[Compito da svolgere]:
Ricopia senza alcuna modifica le righe dei record dalla riga che contiene "Give me the" fino alla riga che contiene "gridline-5: [94, 46, 438, 144]", comprese entrambe.

[Record tratti da una raccolta di dati]
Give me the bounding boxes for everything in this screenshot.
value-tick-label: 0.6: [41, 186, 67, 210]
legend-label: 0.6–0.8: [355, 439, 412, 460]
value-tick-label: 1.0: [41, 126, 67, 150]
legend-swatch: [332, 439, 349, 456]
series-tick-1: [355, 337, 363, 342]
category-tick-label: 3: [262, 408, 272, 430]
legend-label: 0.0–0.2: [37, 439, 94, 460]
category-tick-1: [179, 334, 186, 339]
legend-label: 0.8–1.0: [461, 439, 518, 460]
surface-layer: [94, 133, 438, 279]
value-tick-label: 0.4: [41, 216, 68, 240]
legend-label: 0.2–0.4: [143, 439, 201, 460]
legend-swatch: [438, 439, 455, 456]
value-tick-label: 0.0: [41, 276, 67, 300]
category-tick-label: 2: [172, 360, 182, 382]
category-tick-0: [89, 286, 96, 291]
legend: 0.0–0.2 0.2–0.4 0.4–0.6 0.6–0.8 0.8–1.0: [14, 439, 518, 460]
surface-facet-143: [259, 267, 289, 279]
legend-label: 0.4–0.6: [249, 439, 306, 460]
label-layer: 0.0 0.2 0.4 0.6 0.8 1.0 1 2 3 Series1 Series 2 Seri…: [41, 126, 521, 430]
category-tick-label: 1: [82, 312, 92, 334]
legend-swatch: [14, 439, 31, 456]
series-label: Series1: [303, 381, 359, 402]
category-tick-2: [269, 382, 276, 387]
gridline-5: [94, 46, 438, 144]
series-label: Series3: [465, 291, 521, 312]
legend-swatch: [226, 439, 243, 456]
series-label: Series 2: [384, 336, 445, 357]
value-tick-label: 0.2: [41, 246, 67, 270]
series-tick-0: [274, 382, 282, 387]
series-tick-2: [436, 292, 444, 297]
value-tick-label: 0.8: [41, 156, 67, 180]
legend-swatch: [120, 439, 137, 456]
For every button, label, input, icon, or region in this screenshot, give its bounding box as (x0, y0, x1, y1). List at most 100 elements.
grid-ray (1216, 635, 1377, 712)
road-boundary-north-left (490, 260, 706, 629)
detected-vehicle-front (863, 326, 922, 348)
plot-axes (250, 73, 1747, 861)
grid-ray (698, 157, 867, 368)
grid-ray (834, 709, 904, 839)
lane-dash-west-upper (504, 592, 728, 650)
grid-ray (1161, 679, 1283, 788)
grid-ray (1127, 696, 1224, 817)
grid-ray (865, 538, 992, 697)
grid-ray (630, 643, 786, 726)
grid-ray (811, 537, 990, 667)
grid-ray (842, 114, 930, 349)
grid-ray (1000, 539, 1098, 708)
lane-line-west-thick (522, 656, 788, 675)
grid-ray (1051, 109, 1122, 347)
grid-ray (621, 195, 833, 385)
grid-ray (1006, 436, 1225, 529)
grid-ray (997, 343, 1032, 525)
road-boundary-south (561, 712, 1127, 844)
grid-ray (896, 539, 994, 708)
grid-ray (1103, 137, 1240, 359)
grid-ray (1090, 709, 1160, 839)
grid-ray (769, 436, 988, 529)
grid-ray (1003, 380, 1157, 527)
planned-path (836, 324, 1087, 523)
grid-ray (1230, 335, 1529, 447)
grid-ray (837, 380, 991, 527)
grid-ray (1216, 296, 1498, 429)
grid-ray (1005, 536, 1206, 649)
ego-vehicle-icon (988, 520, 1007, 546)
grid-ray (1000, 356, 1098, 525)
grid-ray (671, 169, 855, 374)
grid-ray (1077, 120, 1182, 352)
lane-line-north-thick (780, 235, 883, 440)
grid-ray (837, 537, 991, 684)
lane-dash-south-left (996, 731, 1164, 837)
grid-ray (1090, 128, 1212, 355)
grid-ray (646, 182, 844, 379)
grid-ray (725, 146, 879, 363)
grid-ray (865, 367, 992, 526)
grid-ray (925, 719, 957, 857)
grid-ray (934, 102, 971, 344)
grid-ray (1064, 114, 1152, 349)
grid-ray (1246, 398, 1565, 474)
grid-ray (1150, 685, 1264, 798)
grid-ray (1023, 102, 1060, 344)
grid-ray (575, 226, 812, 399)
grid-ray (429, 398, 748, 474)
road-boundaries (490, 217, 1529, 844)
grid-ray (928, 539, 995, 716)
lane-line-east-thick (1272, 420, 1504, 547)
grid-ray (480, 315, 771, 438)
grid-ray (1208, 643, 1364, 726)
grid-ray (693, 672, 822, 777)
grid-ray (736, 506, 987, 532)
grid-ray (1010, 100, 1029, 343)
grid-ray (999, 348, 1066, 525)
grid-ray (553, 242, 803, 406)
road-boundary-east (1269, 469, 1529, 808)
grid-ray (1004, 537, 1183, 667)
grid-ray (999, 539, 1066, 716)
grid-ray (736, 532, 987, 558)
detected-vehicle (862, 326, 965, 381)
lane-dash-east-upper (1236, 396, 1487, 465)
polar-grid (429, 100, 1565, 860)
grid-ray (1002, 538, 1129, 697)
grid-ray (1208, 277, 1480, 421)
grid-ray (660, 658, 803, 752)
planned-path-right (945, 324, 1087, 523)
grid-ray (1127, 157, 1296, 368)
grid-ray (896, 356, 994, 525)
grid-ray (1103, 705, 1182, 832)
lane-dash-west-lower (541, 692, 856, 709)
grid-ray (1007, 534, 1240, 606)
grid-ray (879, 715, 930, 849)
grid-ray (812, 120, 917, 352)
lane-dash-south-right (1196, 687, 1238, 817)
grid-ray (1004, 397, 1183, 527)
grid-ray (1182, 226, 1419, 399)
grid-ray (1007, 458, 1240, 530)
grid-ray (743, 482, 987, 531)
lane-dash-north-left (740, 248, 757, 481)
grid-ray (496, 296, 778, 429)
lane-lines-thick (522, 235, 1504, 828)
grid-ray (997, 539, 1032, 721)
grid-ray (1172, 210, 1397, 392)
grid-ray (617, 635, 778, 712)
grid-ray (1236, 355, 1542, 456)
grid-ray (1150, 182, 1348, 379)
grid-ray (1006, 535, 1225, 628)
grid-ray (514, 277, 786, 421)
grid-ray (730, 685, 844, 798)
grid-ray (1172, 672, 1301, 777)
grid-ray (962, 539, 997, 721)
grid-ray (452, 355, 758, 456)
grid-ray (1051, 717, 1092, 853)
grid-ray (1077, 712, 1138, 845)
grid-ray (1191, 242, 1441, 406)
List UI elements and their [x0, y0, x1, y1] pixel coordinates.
---
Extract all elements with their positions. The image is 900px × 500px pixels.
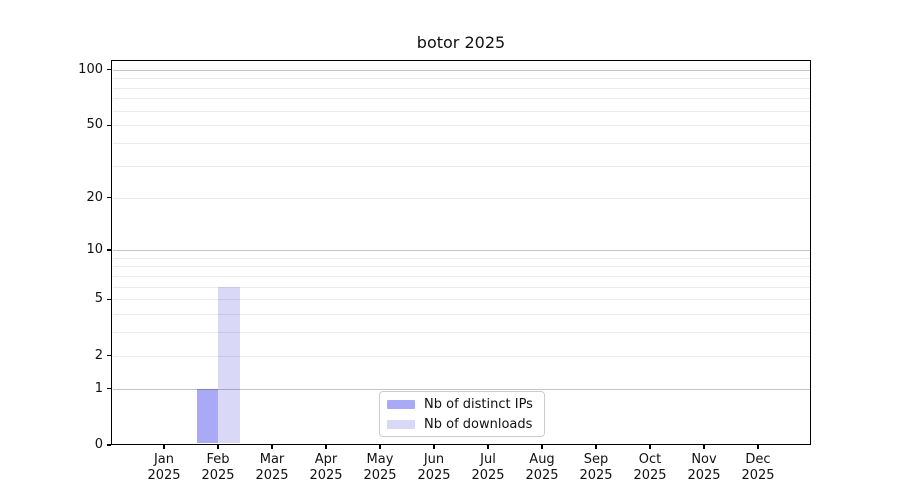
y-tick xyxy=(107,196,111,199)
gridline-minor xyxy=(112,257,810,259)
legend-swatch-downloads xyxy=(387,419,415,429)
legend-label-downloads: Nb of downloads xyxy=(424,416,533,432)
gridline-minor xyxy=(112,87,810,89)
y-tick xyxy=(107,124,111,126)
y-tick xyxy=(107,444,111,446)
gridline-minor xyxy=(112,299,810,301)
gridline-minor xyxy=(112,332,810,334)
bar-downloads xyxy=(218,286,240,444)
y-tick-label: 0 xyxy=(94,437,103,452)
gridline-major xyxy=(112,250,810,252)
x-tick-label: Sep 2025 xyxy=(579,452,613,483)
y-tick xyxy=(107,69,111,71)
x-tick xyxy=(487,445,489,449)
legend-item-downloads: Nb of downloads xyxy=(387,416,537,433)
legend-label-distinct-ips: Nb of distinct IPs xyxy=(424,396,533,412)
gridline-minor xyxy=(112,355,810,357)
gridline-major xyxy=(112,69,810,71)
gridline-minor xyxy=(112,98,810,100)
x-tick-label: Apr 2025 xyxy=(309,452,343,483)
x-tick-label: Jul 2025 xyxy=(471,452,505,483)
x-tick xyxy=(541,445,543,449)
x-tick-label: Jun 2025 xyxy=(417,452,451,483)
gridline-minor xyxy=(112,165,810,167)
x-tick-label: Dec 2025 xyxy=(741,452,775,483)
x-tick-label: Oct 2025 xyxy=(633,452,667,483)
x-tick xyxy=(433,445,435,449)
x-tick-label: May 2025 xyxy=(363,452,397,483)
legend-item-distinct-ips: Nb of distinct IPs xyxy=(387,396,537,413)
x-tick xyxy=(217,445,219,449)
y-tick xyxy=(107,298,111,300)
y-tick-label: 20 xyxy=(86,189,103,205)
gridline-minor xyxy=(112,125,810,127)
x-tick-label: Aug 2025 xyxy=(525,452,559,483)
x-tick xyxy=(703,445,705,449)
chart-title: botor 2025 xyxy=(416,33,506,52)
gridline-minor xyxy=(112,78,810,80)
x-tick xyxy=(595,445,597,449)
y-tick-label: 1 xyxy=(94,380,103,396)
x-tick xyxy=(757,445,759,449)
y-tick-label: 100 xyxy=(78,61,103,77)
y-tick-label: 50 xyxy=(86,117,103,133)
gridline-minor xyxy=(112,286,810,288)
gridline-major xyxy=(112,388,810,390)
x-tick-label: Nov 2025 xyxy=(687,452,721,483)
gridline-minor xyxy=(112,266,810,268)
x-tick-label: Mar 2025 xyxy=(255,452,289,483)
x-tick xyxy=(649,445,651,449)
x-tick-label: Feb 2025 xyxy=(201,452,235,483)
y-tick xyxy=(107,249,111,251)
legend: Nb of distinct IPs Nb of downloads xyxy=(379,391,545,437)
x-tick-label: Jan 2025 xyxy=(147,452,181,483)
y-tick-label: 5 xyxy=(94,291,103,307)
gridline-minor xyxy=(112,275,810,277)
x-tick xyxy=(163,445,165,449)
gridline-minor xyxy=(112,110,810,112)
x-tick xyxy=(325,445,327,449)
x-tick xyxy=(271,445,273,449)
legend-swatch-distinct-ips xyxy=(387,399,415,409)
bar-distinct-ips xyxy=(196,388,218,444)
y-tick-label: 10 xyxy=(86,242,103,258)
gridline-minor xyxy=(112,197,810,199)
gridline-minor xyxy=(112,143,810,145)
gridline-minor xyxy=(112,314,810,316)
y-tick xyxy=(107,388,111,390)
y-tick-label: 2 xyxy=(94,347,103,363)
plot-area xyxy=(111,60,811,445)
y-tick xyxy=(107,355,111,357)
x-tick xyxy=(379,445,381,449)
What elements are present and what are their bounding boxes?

[Soluzione del problema]:
Give me the bounding boxes for everything in this screenshot.
value-tick-label: 0.6: [41, 186, 67, 210]
legend-label: 0.6–0.8: [355, 439, 412, 460]
value-tick-label: 1.0: [41, 126, 67, 150]
legend-swatch: [332, 439, 349, 456]
series-tick-1: [355, 337, 363, 342]
category-tick-label: 3: [262, 408, 272, 430]
legend-label: 0.0–0.2: [37, 439, 94, 460]
category-tick-1: [179, 334, 186, 339]
legend-label: 0.8–1.0: [461, 439, 518, 460]
surface-layer: [94, 133, 438, 279]
value-tick-label: 0.4: [41, 216, 68, 240]
legend-label: 0.2–0.4: [143, 439, 201, 460]
legend-swatch: [438, 439, 455, 456]
value-tick-label: 0.0: [41, 276, 67, 300]
category-tick-label: 2: [172, 360, 182, 382]
category-tick-0: [89, 286, 96, 291]
legend: 0.0–0.2 0.2–0.4 0.4–0.6 0.6–0.8 0.8–1.0: [14, 439, 518, 460]
surface-facet-143: [259, 267, 289, 279]
legend-label: 0.4–0.6: [249, 439, 306, 460]
label-layer: 0.0 0.2 0.4 0.6 0.8 1.0 1 2 3 Series1 Series 2 Seri…: [41, 126, 521, 430]
category-tick-label: 1: [82, 312, 92, 334]
legend-swatch: [14, 439, 31, 456]
series-label: Series1: [303, 381, 359, 402]
category-tick-2: [269, 382, 276, 387]
gridline-5: [94, 46, 438, 144]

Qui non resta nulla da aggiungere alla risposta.